───── Data rows ─────

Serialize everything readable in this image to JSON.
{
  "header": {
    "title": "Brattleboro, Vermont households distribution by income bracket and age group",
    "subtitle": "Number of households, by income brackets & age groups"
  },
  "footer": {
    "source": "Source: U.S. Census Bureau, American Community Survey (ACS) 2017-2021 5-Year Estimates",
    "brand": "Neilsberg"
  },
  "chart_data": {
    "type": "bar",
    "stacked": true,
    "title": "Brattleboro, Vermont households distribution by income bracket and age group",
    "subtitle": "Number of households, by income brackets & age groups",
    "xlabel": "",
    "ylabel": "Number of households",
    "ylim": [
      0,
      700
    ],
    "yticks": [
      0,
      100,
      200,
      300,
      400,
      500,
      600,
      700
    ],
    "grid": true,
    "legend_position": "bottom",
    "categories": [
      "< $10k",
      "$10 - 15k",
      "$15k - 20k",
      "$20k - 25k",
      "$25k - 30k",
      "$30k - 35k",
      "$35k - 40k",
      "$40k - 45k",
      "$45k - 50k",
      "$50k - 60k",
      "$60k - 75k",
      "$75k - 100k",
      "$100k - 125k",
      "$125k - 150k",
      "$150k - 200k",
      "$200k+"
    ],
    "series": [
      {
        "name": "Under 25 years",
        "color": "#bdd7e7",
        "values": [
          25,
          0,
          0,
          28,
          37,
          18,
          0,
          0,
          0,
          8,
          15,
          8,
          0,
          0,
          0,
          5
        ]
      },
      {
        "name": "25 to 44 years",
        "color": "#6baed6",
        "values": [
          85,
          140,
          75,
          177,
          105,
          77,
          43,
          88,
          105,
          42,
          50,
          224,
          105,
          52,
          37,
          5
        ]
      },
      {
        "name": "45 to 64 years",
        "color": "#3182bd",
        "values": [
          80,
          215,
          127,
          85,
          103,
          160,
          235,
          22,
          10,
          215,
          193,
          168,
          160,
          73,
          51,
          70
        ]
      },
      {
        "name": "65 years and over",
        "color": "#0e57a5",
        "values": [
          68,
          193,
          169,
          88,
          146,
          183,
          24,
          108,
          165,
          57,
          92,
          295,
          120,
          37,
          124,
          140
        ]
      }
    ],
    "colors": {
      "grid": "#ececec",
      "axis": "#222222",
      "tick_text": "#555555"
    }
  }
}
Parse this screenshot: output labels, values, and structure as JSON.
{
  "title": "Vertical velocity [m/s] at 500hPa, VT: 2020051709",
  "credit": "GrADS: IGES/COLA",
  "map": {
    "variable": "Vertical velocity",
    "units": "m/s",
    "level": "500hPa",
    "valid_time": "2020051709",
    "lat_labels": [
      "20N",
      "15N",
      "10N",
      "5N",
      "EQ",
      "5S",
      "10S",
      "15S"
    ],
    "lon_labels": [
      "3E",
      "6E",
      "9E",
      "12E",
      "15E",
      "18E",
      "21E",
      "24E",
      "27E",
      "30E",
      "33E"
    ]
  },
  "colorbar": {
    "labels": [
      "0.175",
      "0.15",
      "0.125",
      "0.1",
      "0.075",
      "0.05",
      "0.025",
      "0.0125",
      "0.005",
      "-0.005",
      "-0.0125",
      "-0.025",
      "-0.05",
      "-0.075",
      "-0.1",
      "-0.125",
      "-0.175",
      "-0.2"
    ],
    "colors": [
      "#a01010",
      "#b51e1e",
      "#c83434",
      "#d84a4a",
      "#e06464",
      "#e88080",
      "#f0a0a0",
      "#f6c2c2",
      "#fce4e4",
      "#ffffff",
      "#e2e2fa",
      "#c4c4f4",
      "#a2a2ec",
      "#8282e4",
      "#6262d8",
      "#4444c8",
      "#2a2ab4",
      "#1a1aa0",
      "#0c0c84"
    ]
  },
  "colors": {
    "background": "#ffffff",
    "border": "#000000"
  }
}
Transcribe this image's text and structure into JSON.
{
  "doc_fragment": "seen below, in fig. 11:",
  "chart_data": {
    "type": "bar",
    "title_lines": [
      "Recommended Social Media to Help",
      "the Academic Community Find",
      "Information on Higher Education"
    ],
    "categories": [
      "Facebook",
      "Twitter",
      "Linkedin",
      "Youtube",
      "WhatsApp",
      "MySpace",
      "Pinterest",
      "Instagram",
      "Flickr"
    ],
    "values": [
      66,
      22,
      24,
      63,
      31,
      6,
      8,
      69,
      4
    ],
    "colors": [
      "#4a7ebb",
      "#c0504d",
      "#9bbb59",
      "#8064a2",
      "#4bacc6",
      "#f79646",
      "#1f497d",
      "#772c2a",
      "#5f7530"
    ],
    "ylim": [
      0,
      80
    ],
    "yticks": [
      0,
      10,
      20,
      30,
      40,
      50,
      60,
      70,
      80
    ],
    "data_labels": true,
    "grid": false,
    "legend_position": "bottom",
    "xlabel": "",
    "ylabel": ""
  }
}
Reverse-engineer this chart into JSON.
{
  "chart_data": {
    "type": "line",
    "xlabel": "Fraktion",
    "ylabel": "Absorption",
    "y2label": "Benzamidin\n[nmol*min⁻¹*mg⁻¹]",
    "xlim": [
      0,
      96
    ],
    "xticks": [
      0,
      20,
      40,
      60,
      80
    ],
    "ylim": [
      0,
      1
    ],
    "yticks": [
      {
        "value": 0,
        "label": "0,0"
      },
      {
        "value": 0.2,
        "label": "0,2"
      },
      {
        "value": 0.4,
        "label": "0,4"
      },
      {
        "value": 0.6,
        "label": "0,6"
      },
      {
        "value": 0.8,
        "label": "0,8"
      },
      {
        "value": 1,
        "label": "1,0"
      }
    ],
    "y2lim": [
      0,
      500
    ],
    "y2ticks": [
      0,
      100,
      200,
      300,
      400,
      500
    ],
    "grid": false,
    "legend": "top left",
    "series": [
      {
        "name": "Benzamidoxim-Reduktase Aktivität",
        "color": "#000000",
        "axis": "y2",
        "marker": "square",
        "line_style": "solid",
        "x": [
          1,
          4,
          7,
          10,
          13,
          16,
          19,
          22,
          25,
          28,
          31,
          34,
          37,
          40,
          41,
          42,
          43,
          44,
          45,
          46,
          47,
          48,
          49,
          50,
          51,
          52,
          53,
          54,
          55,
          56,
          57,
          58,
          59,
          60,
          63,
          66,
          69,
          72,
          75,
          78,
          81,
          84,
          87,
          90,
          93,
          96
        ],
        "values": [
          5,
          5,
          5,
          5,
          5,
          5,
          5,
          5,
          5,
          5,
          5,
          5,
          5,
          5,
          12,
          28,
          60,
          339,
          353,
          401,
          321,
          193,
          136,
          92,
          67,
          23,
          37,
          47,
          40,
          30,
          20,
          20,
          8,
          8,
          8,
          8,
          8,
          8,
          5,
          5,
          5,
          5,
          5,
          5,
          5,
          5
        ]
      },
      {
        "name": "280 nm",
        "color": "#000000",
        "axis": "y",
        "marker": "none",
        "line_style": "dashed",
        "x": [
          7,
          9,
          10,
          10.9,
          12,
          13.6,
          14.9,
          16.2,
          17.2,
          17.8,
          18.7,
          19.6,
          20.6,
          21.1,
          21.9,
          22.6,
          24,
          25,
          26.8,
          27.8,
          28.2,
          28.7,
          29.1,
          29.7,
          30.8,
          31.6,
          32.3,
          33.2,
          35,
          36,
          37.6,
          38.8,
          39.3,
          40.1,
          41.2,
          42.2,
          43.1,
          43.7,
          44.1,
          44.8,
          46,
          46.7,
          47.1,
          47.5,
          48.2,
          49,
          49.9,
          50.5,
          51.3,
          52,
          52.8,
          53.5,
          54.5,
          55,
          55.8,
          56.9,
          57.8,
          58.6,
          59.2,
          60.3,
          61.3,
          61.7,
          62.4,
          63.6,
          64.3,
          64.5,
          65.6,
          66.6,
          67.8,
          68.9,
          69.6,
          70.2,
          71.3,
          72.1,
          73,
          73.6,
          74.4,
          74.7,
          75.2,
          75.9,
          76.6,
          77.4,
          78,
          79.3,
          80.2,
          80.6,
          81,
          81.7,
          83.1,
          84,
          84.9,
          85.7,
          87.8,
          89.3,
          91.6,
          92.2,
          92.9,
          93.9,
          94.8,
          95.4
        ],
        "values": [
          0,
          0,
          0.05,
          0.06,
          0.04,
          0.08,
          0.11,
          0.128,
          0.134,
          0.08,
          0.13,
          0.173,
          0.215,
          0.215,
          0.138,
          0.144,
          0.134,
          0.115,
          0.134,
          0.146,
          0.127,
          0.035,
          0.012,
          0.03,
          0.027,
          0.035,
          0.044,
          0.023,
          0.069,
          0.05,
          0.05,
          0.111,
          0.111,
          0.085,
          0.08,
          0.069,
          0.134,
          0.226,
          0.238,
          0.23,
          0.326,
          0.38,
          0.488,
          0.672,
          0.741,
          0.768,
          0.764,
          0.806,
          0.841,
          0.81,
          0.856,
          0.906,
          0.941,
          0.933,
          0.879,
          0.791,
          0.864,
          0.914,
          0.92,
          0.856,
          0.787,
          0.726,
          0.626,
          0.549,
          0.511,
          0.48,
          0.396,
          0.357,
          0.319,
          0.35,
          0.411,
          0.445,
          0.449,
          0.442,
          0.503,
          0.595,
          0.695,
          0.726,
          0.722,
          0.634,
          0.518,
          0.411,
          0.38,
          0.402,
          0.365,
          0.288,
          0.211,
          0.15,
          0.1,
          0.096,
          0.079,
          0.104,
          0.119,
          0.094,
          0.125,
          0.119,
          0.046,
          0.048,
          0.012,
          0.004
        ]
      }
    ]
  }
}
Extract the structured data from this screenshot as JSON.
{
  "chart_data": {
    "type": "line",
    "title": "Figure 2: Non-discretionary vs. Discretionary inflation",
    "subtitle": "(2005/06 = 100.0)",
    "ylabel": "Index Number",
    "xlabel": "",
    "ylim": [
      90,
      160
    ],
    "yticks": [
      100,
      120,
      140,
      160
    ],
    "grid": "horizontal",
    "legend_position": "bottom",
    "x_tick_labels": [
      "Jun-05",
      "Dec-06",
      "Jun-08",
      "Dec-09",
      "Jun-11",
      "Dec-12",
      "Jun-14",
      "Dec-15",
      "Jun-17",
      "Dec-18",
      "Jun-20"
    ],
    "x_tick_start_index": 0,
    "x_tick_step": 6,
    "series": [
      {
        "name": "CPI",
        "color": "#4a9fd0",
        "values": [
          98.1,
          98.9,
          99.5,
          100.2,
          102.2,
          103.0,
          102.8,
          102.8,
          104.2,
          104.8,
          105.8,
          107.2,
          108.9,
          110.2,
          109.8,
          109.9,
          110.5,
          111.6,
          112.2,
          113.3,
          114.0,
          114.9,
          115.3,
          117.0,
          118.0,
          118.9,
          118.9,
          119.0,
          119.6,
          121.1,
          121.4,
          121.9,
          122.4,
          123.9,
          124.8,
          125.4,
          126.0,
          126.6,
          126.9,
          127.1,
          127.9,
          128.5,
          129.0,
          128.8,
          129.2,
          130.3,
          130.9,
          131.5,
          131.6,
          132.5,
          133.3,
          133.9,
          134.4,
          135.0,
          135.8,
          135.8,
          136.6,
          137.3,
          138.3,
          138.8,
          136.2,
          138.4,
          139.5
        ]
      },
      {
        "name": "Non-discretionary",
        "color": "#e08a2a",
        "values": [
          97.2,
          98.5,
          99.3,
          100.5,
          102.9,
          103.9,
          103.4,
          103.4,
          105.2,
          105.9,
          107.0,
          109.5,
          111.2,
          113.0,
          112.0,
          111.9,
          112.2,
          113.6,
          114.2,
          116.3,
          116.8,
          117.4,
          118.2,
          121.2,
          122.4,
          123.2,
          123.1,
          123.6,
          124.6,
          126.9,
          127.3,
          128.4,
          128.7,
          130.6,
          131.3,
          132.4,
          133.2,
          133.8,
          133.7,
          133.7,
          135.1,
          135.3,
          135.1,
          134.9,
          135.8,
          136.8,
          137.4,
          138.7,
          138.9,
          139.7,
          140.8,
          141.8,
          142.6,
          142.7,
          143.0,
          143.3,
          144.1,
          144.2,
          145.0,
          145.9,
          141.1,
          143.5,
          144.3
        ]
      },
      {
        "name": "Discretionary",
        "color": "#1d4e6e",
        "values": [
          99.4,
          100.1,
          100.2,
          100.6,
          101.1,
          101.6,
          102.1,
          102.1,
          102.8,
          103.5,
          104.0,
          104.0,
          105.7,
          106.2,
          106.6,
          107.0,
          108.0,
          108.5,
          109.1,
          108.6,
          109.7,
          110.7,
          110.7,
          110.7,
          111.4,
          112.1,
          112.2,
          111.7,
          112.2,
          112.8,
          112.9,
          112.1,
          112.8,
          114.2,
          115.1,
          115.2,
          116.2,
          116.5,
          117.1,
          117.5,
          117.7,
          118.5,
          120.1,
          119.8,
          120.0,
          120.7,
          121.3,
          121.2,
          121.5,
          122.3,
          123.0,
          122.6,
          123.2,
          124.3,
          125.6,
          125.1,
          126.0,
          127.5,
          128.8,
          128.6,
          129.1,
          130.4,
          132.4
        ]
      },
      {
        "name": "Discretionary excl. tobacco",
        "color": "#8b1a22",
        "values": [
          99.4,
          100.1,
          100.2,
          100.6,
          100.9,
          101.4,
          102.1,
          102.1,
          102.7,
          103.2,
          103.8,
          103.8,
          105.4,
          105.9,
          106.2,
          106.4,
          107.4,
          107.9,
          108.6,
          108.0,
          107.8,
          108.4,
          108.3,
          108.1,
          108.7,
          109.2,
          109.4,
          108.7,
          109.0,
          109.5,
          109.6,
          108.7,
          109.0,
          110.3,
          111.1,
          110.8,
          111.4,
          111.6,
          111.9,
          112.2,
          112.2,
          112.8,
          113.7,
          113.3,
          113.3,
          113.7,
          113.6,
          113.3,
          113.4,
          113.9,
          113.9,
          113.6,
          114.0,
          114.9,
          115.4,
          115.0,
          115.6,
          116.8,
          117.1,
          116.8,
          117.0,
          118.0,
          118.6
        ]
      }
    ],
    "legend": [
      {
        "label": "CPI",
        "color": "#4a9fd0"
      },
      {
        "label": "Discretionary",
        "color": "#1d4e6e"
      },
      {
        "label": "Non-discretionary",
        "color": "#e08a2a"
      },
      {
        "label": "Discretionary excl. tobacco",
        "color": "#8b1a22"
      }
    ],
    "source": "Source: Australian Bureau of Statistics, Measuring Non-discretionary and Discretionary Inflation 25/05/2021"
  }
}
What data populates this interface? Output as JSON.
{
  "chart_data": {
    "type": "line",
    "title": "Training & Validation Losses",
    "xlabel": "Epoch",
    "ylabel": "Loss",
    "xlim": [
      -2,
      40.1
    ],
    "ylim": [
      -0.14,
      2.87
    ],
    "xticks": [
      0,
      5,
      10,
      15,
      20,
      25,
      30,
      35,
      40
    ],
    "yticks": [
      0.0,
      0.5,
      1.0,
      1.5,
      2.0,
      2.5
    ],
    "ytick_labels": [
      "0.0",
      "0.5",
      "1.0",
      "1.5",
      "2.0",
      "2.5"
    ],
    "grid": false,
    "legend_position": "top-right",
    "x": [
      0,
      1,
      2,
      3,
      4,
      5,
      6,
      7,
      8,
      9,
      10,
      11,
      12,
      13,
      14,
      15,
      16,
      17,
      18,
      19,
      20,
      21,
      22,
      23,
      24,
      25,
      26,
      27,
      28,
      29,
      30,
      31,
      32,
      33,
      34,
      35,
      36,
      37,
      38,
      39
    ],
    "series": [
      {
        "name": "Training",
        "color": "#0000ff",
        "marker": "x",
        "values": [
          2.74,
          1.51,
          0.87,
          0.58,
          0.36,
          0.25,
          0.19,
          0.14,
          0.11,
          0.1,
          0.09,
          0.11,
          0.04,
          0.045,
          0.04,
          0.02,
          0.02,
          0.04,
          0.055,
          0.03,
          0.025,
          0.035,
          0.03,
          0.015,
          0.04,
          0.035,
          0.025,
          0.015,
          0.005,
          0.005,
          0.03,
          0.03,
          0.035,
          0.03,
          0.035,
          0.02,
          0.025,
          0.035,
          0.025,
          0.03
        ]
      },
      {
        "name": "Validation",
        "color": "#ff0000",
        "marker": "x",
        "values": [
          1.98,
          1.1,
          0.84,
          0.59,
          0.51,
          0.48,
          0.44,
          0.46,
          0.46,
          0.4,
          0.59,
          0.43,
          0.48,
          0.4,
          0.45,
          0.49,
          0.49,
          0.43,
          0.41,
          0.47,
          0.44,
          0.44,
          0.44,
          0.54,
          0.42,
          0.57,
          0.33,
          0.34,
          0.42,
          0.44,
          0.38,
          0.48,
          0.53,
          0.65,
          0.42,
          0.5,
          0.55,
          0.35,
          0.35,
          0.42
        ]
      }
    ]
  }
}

─────

§ Required work
Identify and copy all lines with the word "tobacco".

§ Complete output
        "name": "Discretionary excl. tobacco",
        "label": "Discretionary excl. tobacco",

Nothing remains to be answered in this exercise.